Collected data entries

######

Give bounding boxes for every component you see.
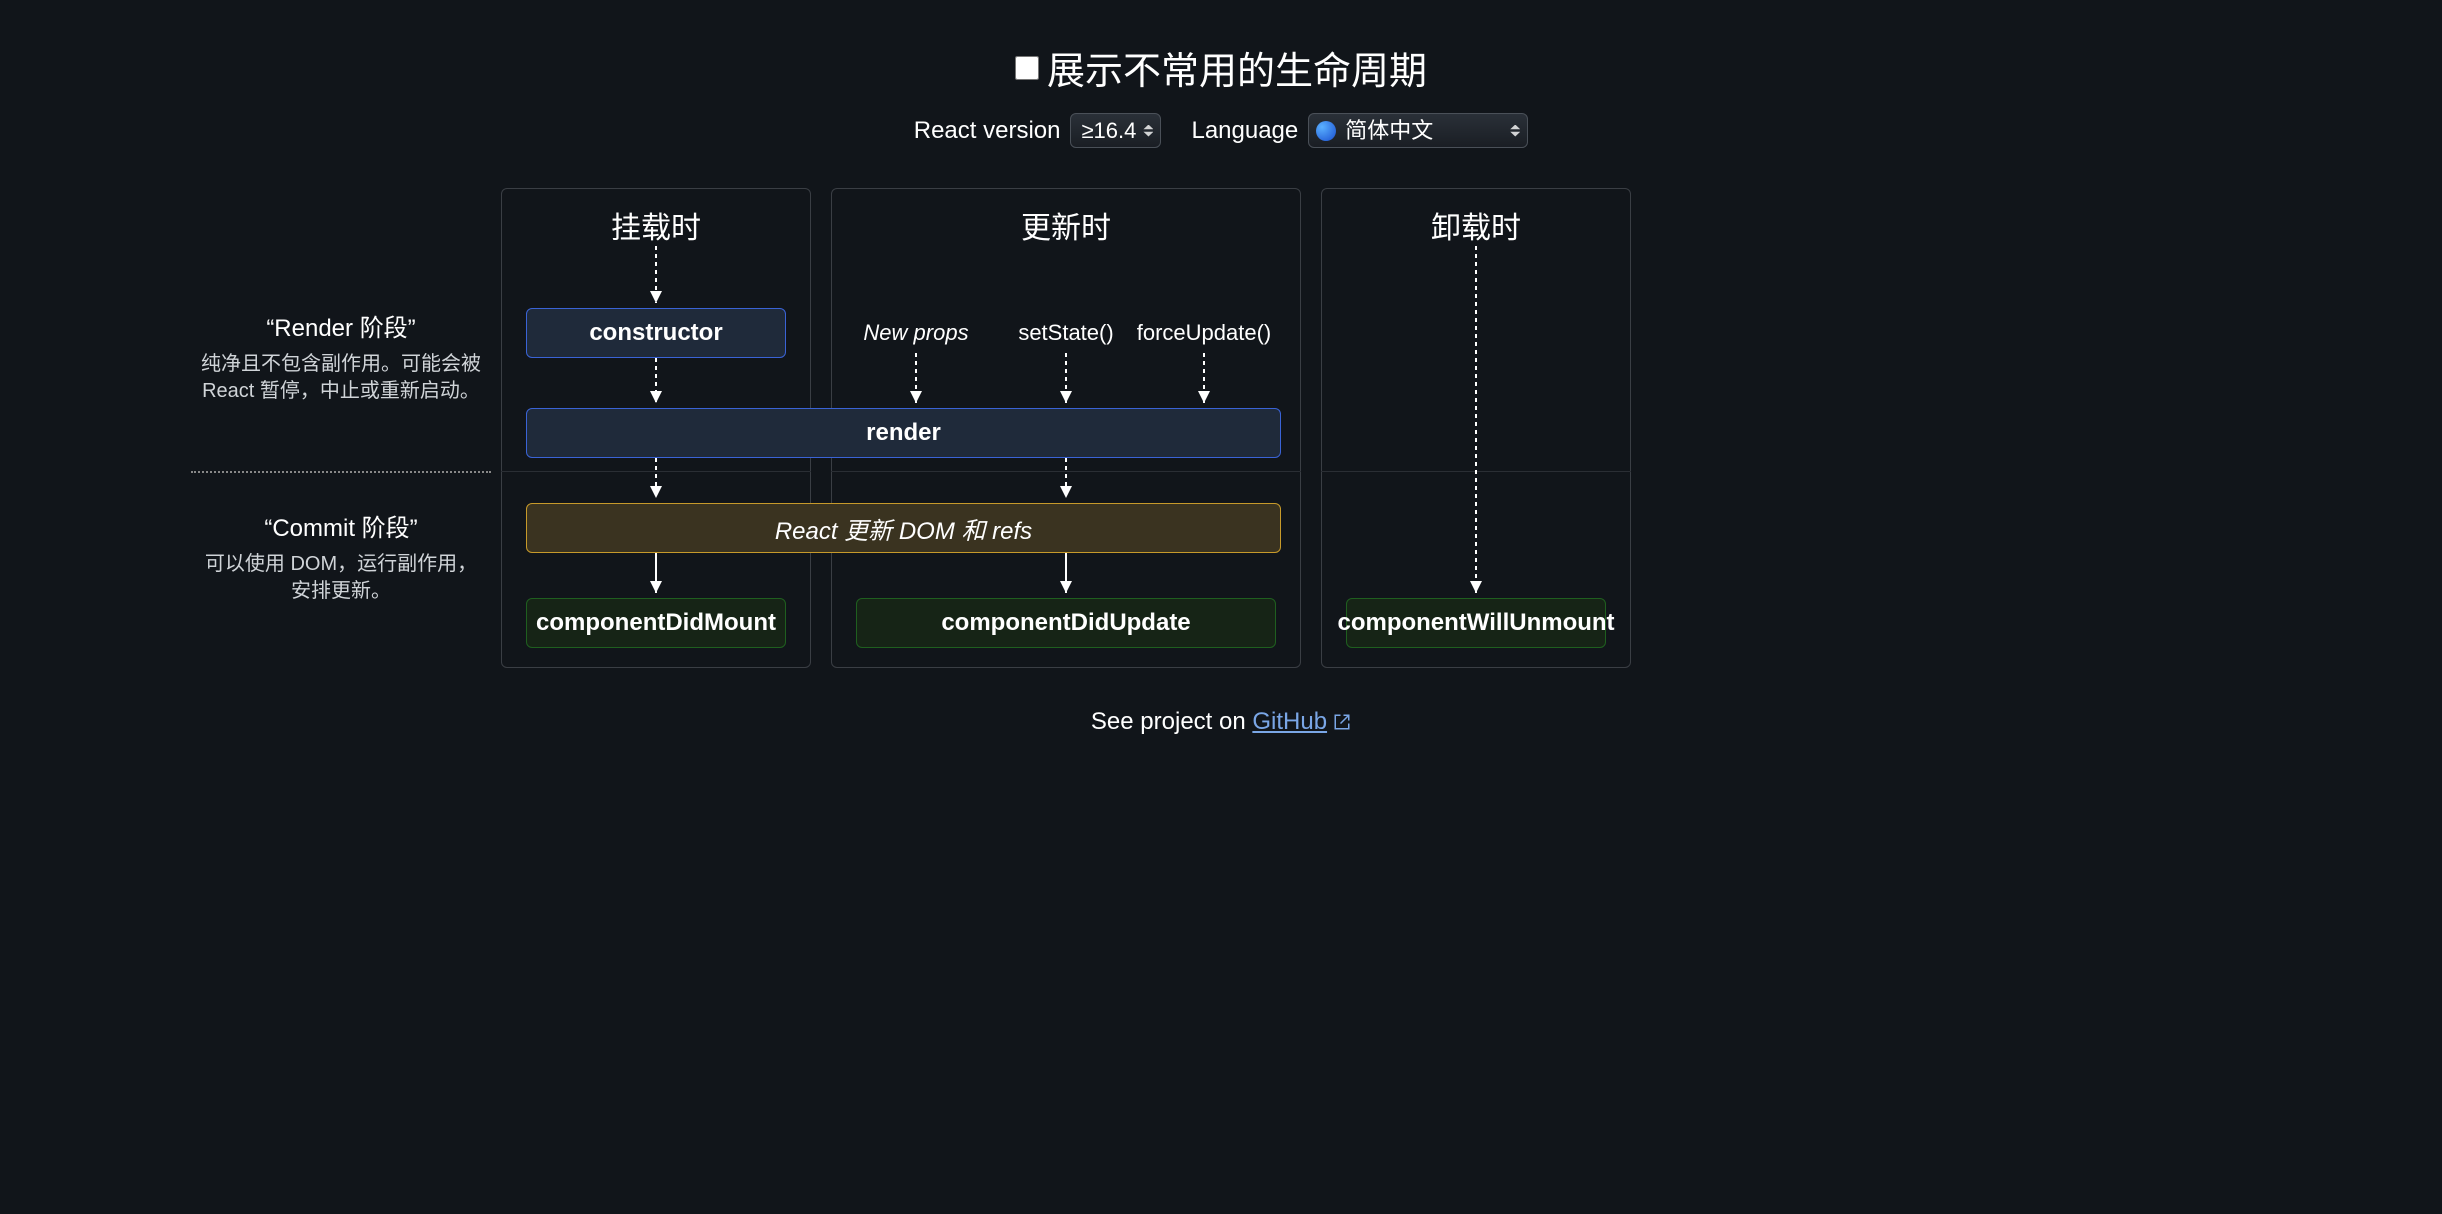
phase-render-desc: 纯净且不包含副作用。可能会被 React 暂停，中止或重新启动。: [201, 351, 481, 405]
page-title: 展示不常用的生命周期: [1047, 40, 1427, 95]
language-select[interactable]: 简体中文: [1308, 113, 1528, 148]
phase-commit-desc: 可以使用 DOM，运行副作用，安排更新。: [201, 551, 481, 605]
language-control: Language 简体中文: [1191, 113, 1528, 148]
node-willunmount[interactable]: componentWillUnmount: [1346, 598, 1606, 648]
title-row: 展示不常用的生命周期: [0, 40, 2442, 95]
col-mount-divider: [501, 471, 811, 472]
phase-render-label: “Render 阶段” 纯净且不包含副作用。可能会被 React 暂停，中止或重…: [201, 308, 481, 405]
trigger-setstate: setState(): [986, 320, 1146, 346]
lifecycle-diagram: “Render 阶段” 纯净且不包含副作用。可能会被 React 暂停，中止或重…: [501, 188, 1941, 668]
github-link[interactable]: GitHub: [1252, 708, 1351, 735]
node-constructor[interactable]: constructor: [526, 308, 786, 358]
node-render[interactable]: render: [526, 408, 1281, 458]
node-didupdate[interactable]: componentDidUpdate: [856, 598, 1276, 648]
column-update-title: 更新时: [832, 189, 1300, 247]
controls-row: React version ≥16.4 Language 简体中文: [0, 113, 2442, 148]
footer-prefix: See project on: [1091, 708, 1252, 735]
external-link-icon: [1333, 713, 1351, 731]
node-dom-update: React 更新 DOM 和 refs: [526, 503, 1281, 553]
trigger-newprops: New props: [836, 320, 996, 346]
language-label: Language: [1191, 117, 1298, 145]
col-unmount-divider: [1321, 471, 1631, 472]
column-unmount-title: 卸载时: [1322, 189, 1630, 247]
version-select[interactable]: ≥16.4: [1070, 113, 1161, 148]
phase-render-title: “Render 阶段”: [201, 308, 481, 343]
version-control: React version ≥16.4: [914, 113, 1162, 148]
phase-commit-title: “Commit 阶段”: [201, 508, 481, 543]
column-unmount: 卸载时: [1321, 188, 1631, 668]
phase-commit-label: “Commit 阶段” 可以使用 DOM，运行副作用，安排更新。: [201, 508, 481, 605]
node-didmount[interactable]: componentDidMount: [526, 598, 786, 648]
col-update-divider: [831, 471, 1301, 472]
show-uncommon-checkbox[interactable]: [1015, 56, 1039, 80]
header: 展示不常用的生命周期 React version ≥16.4 Language …: [0, 40, 2442, 148]
trigger-forceupdate: forceUpdate(): [1124, 320, 1284, 346]
version-label: React version: [914, 117, 1061, 145]
phase-divider-dotted: [191, 471, 491, 473]
footer: See project on GitHub: [0, 708, 2442, 736]
column-mount-title: 挂载时: [502, 189, 810, 247]
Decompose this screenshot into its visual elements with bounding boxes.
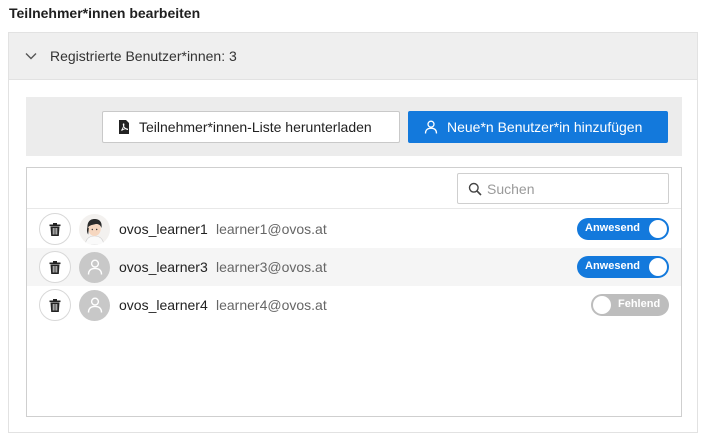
trash-icon bbox=[49, 222, 61, 236]
attendance-status-label: Anwesend bbox=[585, 222, 641, 234]
toggle-knob bbox=[649, 220, 667, 238]
attendance-status-label: Anwesend bbox=[585, 260, 641, 272]
user-email: learner3@ovos.at bbox=[216, 259, 327, 275]
registered-users-accordion-header[interactable]: Registrierte Benutzer*innen: 3 bbox=[9, 33, 697, 80]
username: ovos_learner3 bbox=[119, 259, 208, 275]
search-input[interactable] bbox=[487, 180, 657, 197]
participants-panel: Registrierte Benutzer*innen: 3 Teilnehme… bbox=[8, 32, 698, 433]
toggle-knob bbox=[649, 258, 667, 276]
user-email: learner1@ovos.at bbox=[216, 221, 327, 237]
participant-list: ovos_learner1 learner1@ovos.at Anwesend bbox=[26, 167, 682, 417]
registered-users-count-label: Registrierte Benutzer*innen: 3 bbox=[50, 48, 237, 64]
username: ovos_learner4 bbox=[119, 297, 208, 313]
trash-icon bbox=[49, 260, 61, 274]
user-placeholder-icon bbox=[87, 259, 102, 275]
list-item: ovos_learner4 learner4@ovos.at Fehlend bbox=[27, 286, 681, 324]
attendance-status-label: Fehlend bbox=[618, 298, 661, 310]
add-user-button[interactable]: Neue*n Benutzer*in hinzufügen bbox=[408, 111, 668, 143]
download-participant-list-button[interactable]: Teilnehmer*innen-Liste herunterladen bbox=[102, 111, 400, 143]
delete-participant-button[interactable] bbox=[39, 251, 71, 283]
attendance-toggle[interactable]: Anwesend bbox=[577, 218, 669, 240]
list-item: ovos_learner3 learner3@ovos.at Anwesend bbox=[27, 248, 681, 286]
attendance-toggle[interactable]: Anwesend bbox=[577, 256, 669, 278]
toggle-knob bbox=[593, 296, 611, 314]
search-row bbox=[27, 168, 681, 209]
delete-participant-button[interactable] bbox=[39, 213, 71, 245]
search-icon bbox=[468, 182, 482, 196]
avatar bbox=[79, 251, 110, 283]
download-button-label: Teilnehmer*innen-Liste herunterladen bbox=[139, 119, 372, 135]
avatar bbox=[79, 289, 110, 321]
user-photo-avatar bbox=[79, 213, 110, 245]
search-box[interactable] bbox=[457, 173, 669, 204]
pdf-file-icon bbox=[119, 120, 129, 134]
add-user-button-label: Neue*n Benutzer*in hinzufügen bbox=[447, 119, 643, 135]
username: ovos_learner1 bbox=[119, 221, 208, 237]
list-item: ovos_learner1 learner1@ovos.at Anwesend bbox=[27, 210, 681, 248]
attendance-toggle[interactable]: Fehlend bbox=[591, 294, 669, 316]
chevron-down-icon bbox=[25, 53, 37, 60]
user-icon bbox=[424, 120, 438, 134]
page-title: Teilnehmer*innen bearbeiten bbox=[9, 5, 201, 21]
user-email: learner4@ovos.at bbox=[216, 297, 327, 313]
user-placeholder-icon bbox=[87, 297, 102, 313]
delete-participant-button[interactable] bbox=[39, 289, 71, 321]
avatar bbox=[79, 213, 110, 245]
trash-icon bbox=[49, 298, 61, 312]
toolbar: Teilnehmer*innen-Liste herunterladen Neu… bbox=[26, 97, 682, 156]
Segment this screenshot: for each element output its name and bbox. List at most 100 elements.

######

→ **EXERCISE DETAILS**:
Give every line of the rows above as a JSON list of strings, one string per line, leaving out blank lines and the pictures.

→ **ANSWER FOR THIS EXERCISE**:
[
  "Give bounding boxes for every component you see.",
  "phase-render-desc: 纯净且不包含副作用。可能会被 React 暂停，中止或重新启动。: [201, 351, 481, 405]",
  "page-title: 展示不常用的生命周期: [1047, 40, 1427, 95]",
  "language-select[interactable]: 简体中文: [1308, 113, 1528, 148]",
  "phase-commit-desc: 可以使用 DOM，运行副作用，安排更新。: [201, 551, 481, 605]",
  "language-control: Language 简体中文: [1191, 113, 1528, 148]",
  "node-willunmount[interactable]: componentWillUnmount: [1346, 598, 1606, 648]",
  "title-row: 展示不常用的生命周期: [0, 40, 2442, 95]",
  "col-mount-divider: [501, 471, 811, 472]",
  "phase-render-label: “Render 阶段” 纯净且不包含副作用。可能会被 React 暂停，中止或重…: [201, 308, 481, 405]",
  "trigger-setstate: setState(): [986, 320, 1146, 346]",
  "lifecycle-diagram: “Render 阶段” 纯净且不包含副作用。可能会被 React 暂停，中止或重…: [501, 188, 1941, 668]",
  "github-link[interactable]: GitHub: [1252, 708, 1351, 735]",
  "node-constructor[interactable]: constructor: [526, 308, 786, 358]",
  "node-render[interactable]: render: [526, 408, 1281, 458]",
  "node-didupdate[interactable]: componentDidUpdate: [856, 598, 1276, 648]",
  "column-update-title: 更新时: [832, 189, 1300, 247]",
  "controls-row: React version ≥16.4 Language 简体中文: [0, 113, 2442, 148]",
  "footer-prefix: See project on: [1091, 708, 1252, 735]",
  "external-link-icon: [1333, 713, 1351, 731]",
  "node-dom-update: React 更新 DOM 和 refs: [526, 503, 1281, 553]",
  "trigger-newprops: New props: [836, 320, 996, 346]",
  "language-label: Language: [1191, 117, 1298, 145]",
  "col-unmount-divider: [1321, 471, 1631, 472]",
  "column-unmount-title: 卸载时: [1322, 189, 1630, 247]",
  "version-select[interactable]: ≥16.4: [1070, 113, 1161, 148]",
  "phase-render-title: “Render 阶段”: [201, 308, 481, 343]",
  "version-control: React version ≥16.4: [914, 113, 1162, 148]",
  "phase-commit-title: “Commit 阶段”: [201, 508, 481, 543]",
  "column-unmount: 卸载时: [1321, 188, 1631, 668]",
  "phase-commit-label: “Commit 阶段” 可以使用 DOM，运行副作用，安排更新。: [201, 508, 481, 605]",
  "node-didmount[interactable]: componentDidMount: [526, 598, 786, 648]",
  "col-update-divider: [831, 471, 1301, 472]",
  "show-uncommon-checkbox[interactable]: [1015, 56, 1039, 80]",
  "header: 展示不常用的生命周期 React version ≥16.4 Language …: [0, 40, 2442, 148]",
  "trigger-forceupdate: forceUpdate(): [1124, 320, 1284, 346]",
  "version-label: React version: [914, 117, 1061, 145]",
  "phase-divider-dotted: [191, 471, 491, 473]",
  "footer: See project on GitHub: [0, 708, 2442, 736]",
  "column-mount-title: 挂载时: [502, 189, 810, 247]",
  "Decompose this screenshot into its visual elements with bounding boxes.",
  "trash-icon bbox=[49, 222, 61, 236]",
  "attendance-status-label: Anwesend bbox=[585, 222, 641, 234]",
  "toggle-knob bbox=[649, 220, 667, 238]",
  "attendance-status-label: Anwesend bbox=[585, 260, 641, 272]",
  "user-email: learner3@ovos.at bbox=[216, 259, 327, 275]",
  "registered-users-accordion-header[interactable]: Registrierte Benutzer*innen: 3 bbox=[9, 33, 697, 80]",
  "username: ovos_learner3 bbox=[119, 259, 208, 275]",
  "search-input[interactable] bbox=[487, 180, 657, 197]",
  "participants-panel: Registrierte Benutzer*innen: 3 Teilnehme… bbox=[8, 32, 698, 433]",
  "toggle-knob bbox=[649, 258, 667, 276]",
  "user-email: learner1@ovos.at bbox=[216, 221, 327, 237]",
  "participant-list: ovos_learner1 learner1@ovos.at Anwesend bbox=[26, 167, 682, 417]",
  "registered-users-count-label: Registrierte Benutzer*innen: 3 bbox=[50, 48, 237, 64]",
  "username: ovos_learner4 bbox=[119, 297, 208, 313]",
  "trash-icon bbox=[49, 260, 61, 274]",
  "user-placeholder-icon bbox=[87, 259, 102, 275]",
  "list-item: ovos_learner4 learner4@ovos.at Fehlend bbox=[27, 286, 681, 324]",
  "attendance-status-label: Fehlend bbox=[618, 298, 661, 310]",
  "add-user-button[interactable]: Neue*n Benutzer*in hinzufügen bbox=[408, 111, 668, 143]",
  "download-participant-list-button[interactable]: Teilnehmer*innen-Liste herunterladen bbox=[102, 111, 400, 143]",
  "delete-participant-button[interactable] bbox=[39, 251, 71, 283]",
  "attendance-toggle[interactable]: Anwesend bbox=[577, 218, 669, 240]",
  "list-item: ovos_learner3 learner3@ovos.at Anwesend bbox=[27, 248, 681, 286]",
  "attendance-toggle[interactable]: Anwesend bbox=[577, 256, 669, 278]",
  "toggle-knob bbox=[593, 296, 611, 314]",
  "search-row bbox=[27, 168, 681, 209]",
  "delete-participant-button[interactable] bbox=[39, 213, 71, 245]",
  "search-icon bbox=[468, 182, 482, 196]",
  "avatar bbox=[79, 251, 110, 283]",
  "download-button-label: Teilnehmer*innen-Liste herunterladen bbox=[139, 119, 372, 135]",
  "avatar bbox=[79, 289, 110, 321]",
  "user-photo-avatar bbox=[79, 213, 110, 245]",
  "search-box[interactable] bbox=[457, 173, 669, 204]",
  "pdf-file-icon bbox=[119, 120, 129, 134]",
  "add-user-button-label: Neue*n Benutzer*in hinzufügen bbox=[447, 119, 643, 135]",
  "username: ovos_learner1 bbox=[119, 221, 208, 237]",
  "list-item: ovos_learner1 learner1@ovos.at Anwesend bbox=[27, 210, 681, 248]",
  "attendance-toggle[interactable]: Fehlend bbox=[591, 294, 669, 316]",
  "chevron-down-icon bbox=[25, 53, 37, 60]",
  "user-icon bbox=[424, 120, 438, 134]",
  "page-title: Teilnehmer*innen bearbeiten bbox=[9, 5, 201, 21]",
  "user-email: learner4@ovos.at bbox=[216, 297, 327, 313]",
  "user-placeholder-icon bbox=[87, 297, 102, 313]",
  "delete-participant-button[interactable] bbox=[39, 289, 71, 321]",
  "avatar bbox=[79, 213, 110, 245]",
  "trash-icon bbox=[49, 298, 61, 312]",
  "toolbar: Teilnehmer*innen-Liste herunterladen Neu… bbox=[26, 97, 682, 156]",
  "Segment this screenshot: for each element output its name and bbox. List at most 100 elements."
]